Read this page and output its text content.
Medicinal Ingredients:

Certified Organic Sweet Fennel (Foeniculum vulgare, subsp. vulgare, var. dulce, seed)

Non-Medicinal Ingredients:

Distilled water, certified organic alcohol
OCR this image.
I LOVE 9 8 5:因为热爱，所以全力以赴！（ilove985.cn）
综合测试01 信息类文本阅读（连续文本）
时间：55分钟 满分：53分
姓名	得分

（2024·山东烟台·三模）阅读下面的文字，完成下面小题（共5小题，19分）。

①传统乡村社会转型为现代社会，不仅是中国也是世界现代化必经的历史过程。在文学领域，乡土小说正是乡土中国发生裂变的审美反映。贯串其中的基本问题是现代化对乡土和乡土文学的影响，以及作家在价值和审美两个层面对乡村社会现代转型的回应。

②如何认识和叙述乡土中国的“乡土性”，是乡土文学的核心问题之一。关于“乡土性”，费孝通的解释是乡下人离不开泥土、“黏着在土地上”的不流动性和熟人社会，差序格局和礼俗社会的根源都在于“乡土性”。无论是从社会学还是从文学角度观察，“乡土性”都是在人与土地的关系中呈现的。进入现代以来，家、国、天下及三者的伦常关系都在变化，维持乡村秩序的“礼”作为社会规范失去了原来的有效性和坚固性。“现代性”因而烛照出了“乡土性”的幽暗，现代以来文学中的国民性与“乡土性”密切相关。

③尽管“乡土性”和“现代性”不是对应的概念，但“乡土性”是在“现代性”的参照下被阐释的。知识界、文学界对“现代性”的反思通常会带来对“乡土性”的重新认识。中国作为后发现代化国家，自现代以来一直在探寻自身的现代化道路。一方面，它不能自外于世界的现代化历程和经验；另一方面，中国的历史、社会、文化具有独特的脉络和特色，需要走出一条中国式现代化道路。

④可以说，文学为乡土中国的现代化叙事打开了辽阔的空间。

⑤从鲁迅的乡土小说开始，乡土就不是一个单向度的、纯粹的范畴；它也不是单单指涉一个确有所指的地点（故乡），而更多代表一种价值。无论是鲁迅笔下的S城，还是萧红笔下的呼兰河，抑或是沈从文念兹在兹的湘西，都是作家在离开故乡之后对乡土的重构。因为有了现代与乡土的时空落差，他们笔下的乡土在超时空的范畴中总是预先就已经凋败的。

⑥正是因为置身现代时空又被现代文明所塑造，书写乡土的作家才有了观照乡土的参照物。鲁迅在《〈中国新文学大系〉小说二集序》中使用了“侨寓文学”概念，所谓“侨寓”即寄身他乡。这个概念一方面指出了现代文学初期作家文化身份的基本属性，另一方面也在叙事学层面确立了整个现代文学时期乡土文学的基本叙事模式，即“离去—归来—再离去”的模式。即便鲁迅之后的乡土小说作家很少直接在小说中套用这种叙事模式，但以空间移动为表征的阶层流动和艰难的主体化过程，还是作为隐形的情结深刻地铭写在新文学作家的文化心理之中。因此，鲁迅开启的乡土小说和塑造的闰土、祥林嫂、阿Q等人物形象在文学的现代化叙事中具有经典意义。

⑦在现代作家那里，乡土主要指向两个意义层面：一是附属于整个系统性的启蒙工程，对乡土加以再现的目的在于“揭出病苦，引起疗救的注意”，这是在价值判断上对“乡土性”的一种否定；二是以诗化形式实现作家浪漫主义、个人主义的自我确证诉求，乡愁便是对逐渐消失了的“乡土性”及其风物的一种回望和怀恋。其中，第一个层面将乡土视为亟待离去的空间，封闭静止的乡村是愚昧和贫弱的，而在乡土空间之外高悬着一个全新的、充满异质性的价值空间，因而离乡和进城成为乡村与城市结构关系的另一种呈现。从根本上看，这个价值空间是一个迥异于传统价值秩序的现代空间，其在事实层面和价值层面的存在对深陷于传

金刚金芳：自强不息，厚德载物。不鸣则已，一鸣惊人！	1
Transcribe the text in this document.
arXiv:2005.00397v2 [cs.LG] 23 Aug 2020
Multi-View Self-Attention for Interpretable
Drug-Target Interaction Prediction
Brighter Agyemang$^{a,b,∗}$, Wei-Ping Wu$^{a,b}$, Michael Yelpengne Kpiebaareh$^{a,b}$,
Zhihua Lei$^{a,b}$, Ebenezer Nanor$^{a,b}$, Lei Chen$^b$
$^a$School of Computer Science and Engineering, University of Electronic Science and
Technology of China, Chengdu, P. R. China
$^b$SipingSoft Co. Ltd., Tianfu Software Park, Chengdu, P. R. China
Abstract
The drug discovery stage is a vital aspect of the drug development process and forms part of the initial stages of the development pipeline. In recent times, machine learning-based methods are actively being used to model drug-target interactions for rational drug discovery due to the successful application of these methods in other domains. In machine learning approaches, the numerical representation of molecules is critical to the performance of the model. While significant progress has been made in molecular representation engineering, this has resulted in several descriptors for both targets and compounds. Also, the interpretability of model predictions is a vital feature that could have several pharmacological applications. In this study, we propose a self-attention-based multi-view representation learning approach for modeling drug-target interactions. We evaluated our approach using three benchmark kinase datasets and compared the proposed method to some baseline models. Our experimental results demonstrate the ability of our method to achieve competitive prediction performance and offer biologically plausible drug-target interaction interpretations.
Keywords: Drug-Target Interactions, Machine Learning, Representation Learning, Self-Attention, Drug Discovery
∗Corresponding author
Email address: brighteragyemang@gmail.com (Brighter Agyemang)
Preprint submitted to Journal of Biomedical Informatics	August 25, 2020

= = = =

Read the data above and pull out each line that holds the string "Ingredients".

Medicinal Ingredients:
Non-Medicinal Ingredients:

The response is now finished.